Stored items:

= = =

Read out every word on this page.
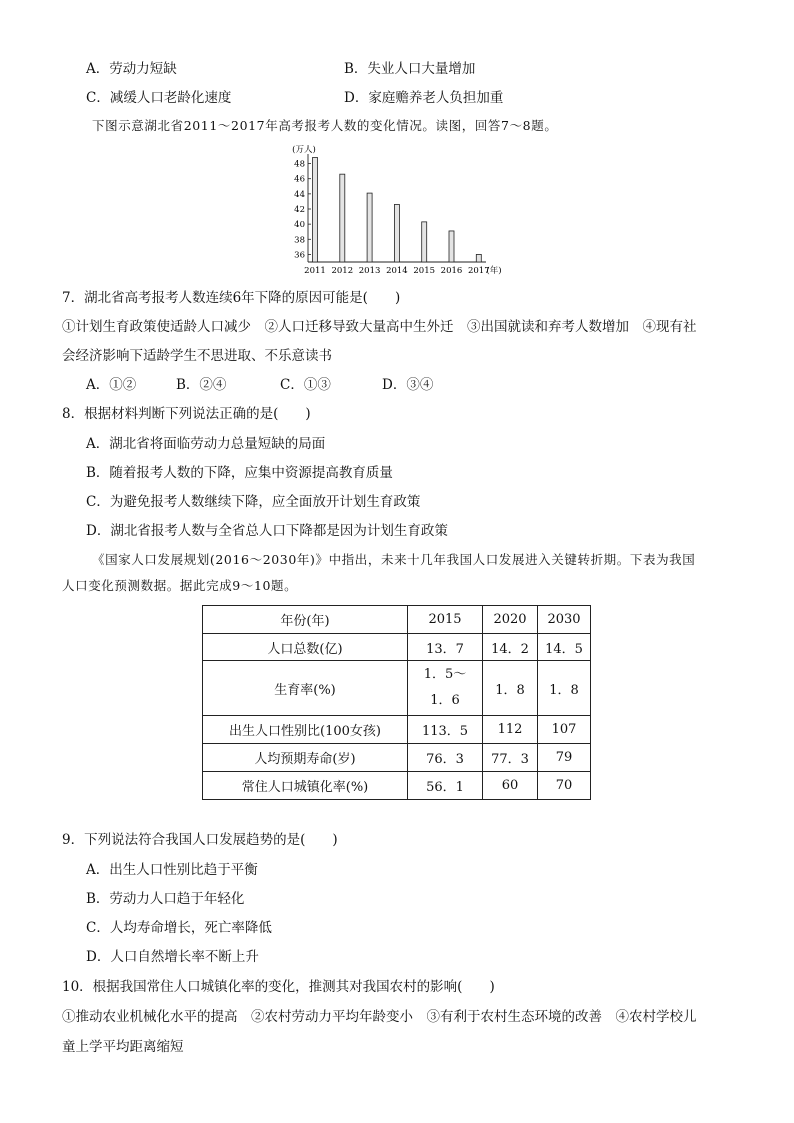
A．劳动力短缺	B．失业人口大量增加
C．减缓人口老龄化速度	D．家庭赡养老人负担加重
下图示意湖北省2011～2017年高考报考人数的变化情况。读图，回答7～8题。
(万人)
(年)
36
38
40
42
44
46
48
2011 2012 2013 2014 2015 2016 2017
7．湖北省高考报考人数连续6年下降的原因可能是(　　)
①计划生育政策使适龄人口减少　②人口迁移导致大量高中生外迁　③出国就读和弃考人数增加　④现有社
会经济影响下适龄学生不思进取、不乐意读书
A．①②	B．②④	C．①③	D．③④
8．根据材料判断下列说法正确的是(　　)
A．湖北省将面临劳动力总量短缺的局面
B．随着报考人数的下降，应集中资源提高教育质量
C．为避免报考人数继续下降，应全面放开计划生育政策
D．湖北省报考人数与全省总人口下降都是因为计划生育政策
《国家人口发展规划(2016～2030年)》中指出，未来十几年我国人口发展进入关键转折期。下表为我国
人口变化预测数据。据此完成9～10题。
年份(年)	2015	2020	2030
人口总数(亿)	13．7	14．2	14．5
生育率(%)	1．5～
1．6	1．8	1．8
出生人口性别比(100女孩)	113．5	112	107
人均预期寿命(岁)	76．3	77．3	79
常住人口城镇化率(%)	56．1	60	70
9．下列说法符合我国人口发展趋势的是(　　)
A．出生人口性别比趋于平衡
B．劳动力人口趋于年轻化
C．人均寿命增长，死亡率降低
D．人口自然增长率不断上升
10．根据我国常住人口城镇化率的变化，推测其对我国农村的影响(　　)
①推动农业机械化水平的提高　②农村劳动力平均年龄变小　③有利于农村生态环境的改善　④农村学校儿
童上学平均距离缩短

= = =

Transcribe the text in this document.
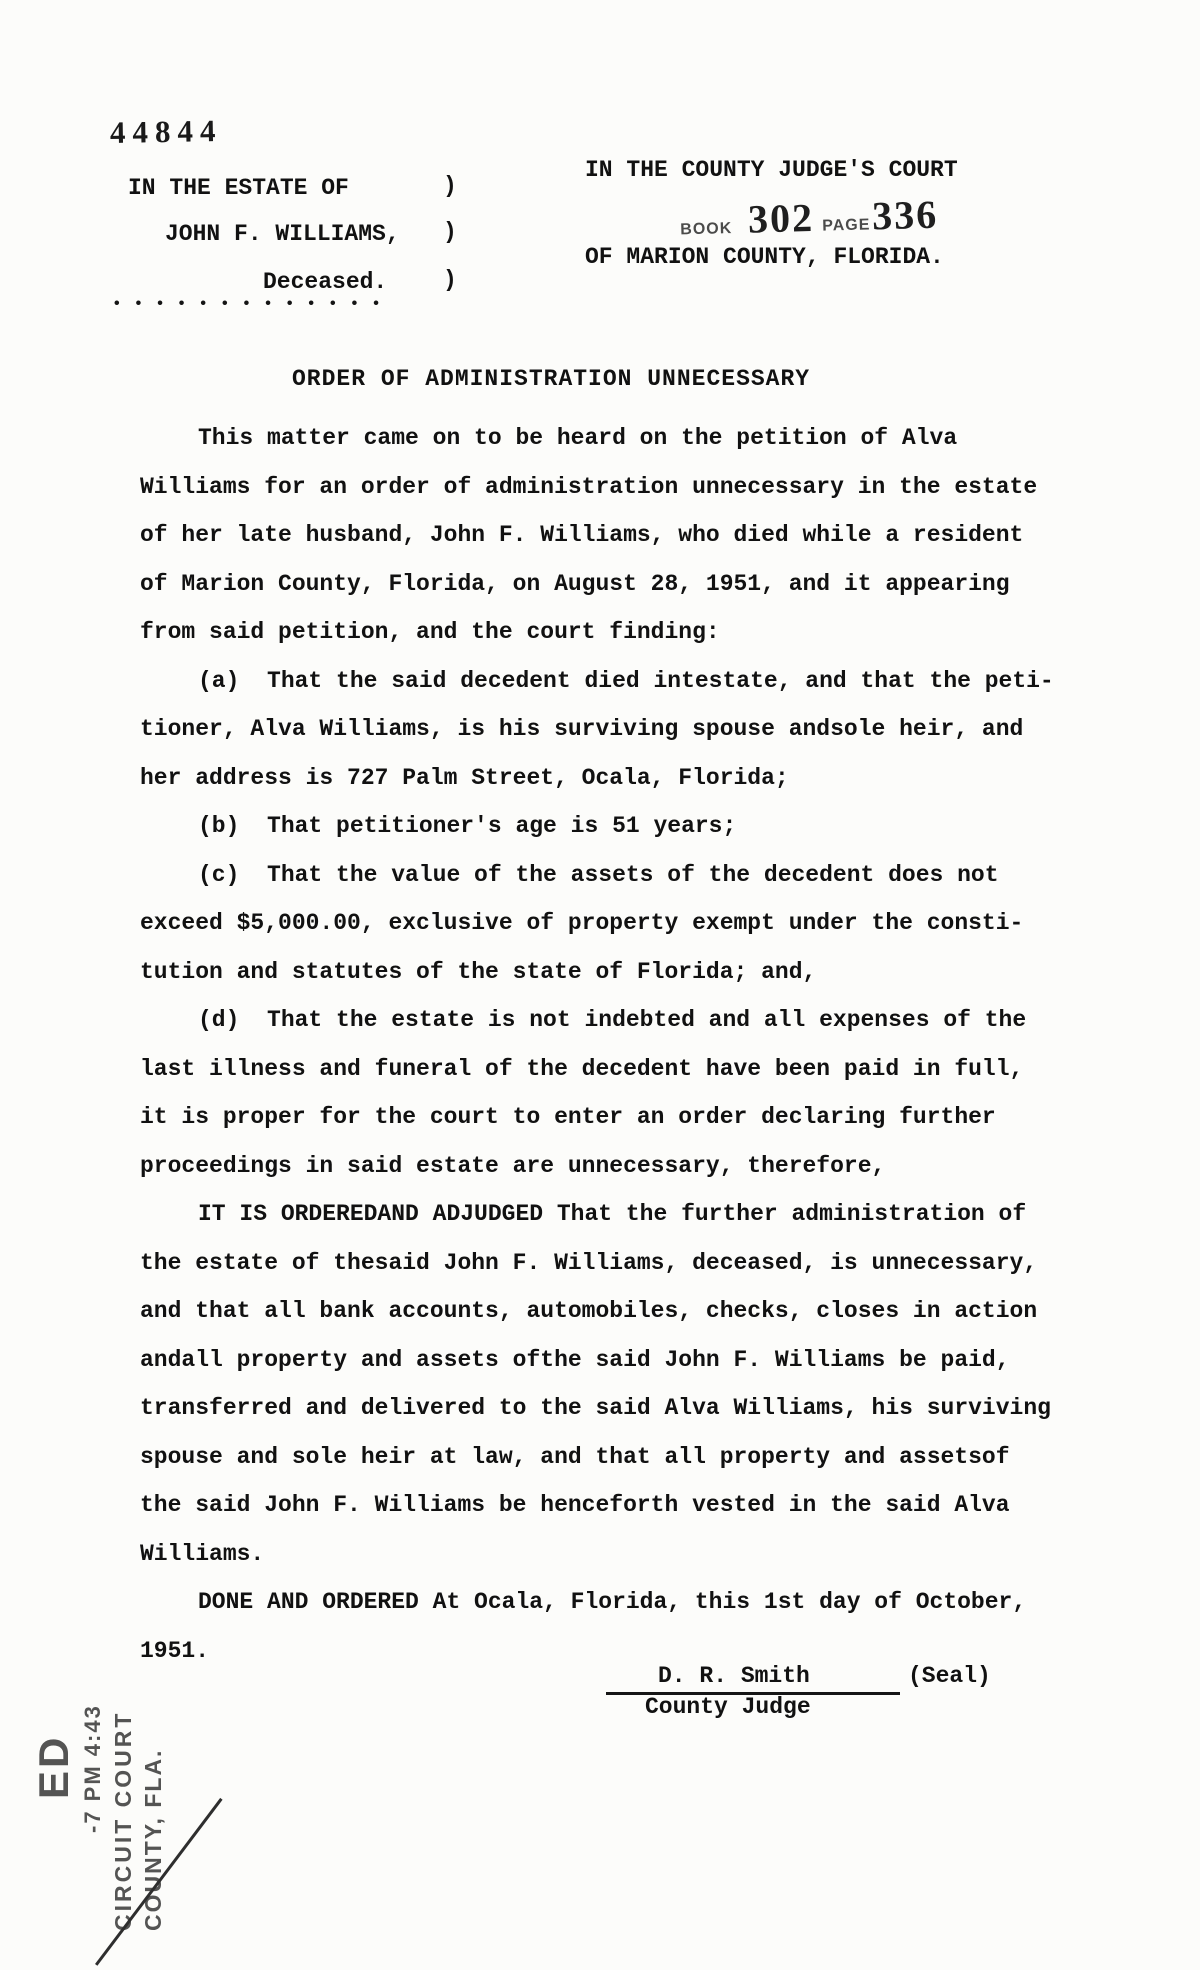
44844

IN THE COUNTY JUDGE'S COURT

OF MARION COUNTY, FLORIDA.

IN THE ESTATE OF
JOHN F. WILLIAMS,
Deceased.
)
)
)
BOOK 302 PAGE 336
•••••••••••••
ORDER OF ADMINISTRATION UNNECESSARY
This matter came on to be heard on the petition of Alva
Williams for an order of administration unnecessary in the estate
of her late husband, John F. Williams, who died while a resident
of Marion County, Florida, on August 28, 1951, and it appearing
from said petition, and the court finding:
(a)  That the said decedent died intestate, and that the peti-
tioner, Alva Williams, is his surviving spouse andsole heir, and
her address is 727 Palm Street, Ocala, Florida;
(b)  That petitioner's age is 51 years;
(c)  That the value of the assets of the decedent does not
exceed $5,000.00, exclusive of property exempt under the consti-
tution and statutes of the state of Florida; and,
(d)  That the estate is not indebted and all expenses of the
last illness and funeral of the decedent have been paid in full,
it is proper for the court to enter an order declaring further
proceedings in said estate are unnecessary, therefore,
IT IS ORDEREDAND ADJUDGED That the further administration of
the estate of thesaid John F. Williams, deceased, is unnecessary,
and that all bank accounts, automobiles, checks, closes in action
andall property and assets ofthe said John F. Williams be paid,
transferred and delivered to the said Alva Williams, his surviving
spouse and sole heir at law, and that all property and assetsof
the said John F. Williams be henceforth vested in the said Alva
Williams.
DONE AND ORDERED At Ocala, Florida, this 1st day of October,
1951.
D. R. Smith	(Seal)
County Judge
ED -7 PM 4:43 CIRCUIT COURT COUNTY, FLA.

= = =

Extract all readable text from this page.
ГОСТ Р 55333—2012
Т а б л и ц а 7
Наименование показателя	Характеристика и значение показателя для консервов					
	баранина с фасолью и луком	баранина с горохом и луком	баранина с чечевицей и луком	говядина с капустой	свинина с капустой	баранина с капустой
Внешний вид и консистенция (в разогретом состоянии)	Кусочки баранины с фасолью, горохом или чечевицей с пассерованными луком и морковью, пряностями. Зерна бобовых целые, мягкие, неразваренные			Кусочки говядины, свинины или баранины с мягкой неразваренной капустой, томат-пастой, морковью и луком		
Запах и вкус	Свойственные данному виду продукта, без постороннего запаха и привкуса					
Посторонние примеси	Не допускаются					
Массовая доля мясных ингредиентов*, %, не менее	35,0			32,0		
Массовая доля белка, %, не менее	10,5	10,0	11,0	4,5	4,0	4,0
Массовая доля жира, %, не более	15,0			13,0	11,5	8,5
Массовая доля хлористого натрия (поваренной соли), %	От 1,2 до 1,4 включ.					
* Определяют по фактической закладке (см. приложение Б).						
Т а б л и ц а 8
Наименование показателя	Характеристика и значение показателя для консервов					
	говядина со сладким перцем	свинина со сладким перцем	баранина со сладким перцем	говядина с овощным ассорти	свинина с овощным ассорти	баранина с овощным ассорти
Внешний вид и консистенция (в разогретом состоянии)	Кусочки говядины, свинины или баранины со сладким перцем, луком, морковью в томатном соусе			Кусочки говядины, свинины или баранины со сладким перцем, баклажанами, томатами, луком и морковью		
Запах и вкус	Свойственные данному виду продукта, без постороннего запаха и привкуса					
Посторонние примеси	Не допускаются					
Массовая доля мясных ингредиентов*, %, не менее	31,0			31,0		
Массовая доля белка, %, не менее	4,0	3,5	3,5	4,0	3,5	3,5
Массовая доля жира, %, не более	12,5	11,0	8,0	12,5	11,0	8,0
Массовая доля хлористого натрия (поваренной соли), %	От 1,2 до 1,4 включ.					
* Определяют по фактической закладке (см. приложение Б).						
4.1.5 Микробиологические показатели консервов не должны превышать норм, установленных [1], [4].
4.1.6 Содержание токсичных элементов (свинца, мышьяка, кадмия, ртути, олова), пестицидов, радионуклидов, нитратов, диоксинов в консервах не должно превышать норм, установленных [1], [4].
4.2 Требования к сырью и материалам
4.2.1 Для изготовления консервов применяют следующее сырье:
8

= = =

For each line above that contains the word "консистенция", copy that line.

• _In response_
Внешний вид и консистенция (в разогретом состоянии)	Кусочки баранины с фасолью, горохом или чечевицей с пассерованными луком и морковью, пряностями. Зерна бобовых целые, мягкие, неразваренные			Кусочки говядины, свинины или баранины с мягкой неразваренной капустой, томат-пастой, морковью и луком		
Внешний вид и консистенция (в разогретом состоянии)	Кусочки говядины, свинины или баранины со сладким перцем, луком, морковью в томатном соусе			Кусочки говядины, свинины или баранины со сладким перцем, баклажанами, томатами, луком и морковью		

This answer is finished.